Given task. Every entry below must appear again, exactly as written.

Entries with figure data:
──────────

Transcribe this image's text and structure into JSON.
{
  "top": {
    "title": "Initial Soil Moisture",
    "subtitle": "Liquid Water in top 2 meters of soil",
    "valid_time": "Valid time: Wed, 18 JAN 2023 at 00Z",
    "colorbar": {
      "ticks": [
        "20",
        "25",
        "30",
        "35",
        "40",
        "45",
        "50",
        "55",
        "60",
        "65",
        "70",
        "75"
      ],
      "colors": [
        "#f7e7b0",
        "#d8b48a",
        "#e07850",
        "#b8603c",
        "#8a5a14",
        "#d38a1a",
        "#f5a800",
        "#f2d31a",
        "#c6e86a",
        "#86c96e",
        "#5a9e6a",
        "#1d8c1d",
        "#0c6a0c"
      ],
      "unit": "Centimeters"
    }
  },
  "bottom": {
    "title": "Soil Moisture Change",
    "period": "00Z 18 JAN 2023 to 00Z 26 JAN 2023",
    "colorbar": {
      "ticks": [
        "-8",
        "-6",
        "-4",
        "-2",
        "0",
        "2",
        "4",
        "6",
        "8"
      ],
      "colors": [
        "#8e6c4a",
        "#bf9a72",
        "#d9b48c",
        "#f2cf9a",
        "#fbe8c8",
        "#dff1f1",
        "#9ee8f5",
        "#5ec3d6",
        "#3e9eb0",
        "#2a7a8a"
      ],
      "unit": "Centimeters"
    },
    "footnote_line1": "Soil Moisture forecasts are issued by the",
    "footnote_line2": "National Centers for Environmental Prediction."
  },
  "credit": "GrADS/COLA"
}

──────────

The solution.
Transcribe this image's text and structure into JSON.
{
  "top": {
    "title": "Initial Soil Moisture",
    "subtitle": "Liquid Water in top 2 meters of soil",
    "valid_time": "Valid time: Wed, 18 JAN 2023 at 00Z",
    "colorbar": {
      "ticks": [
        "20",
        "25",
        "30",
        "35",
        "40",
        "45",
        "50",
        "55",
        "60",
        "65",
        "70",
        "75"
      ],
      "colors": [
        "#f7e7b0",
        "#d8b48a",
        "#e07850",
        "#b8603c",
        "#8a5a14",
        "#d38a1a",
        "#f5a800",
        "#f2d31a",
        "#c6e86a",
        "#86c96e",
        "#5a9e6a",
        "#1d8c1d",
        "#0c6a0c"
      ],
      "unit": "Centimeters"
    }
  },
  "bottom": {
    "title": "Soil Moisture Change",
    "period": "00Z 18 JAN 2023 to 00Z 26 JAN 2023",
    "colorbar": {
      "ticks": [
        "-8",
        "-6",
        "-4",
        "-2",
        "0",
        "2",
        "4",
        "6",
        "8"
      ],
      "colors": [
        "#8e6c4a",
        "#bf9a72",
        "#d9b48c",
        "#f2cf9a",
        "#fbe8c8",
        "#dff1f1",
        "#9ee8f5",
        "#5ec3d6",
        "#3e9eb0",
        "#2a7a8a"
      ],
      "unit": "Centimeters"
    },
    "footnote_line1": "Soil Moisture forecasts are issued by the",
    "footnote_line2": "National Centers for Environmental Prediction."
  },
  "credit": "GrADS/COLA"
}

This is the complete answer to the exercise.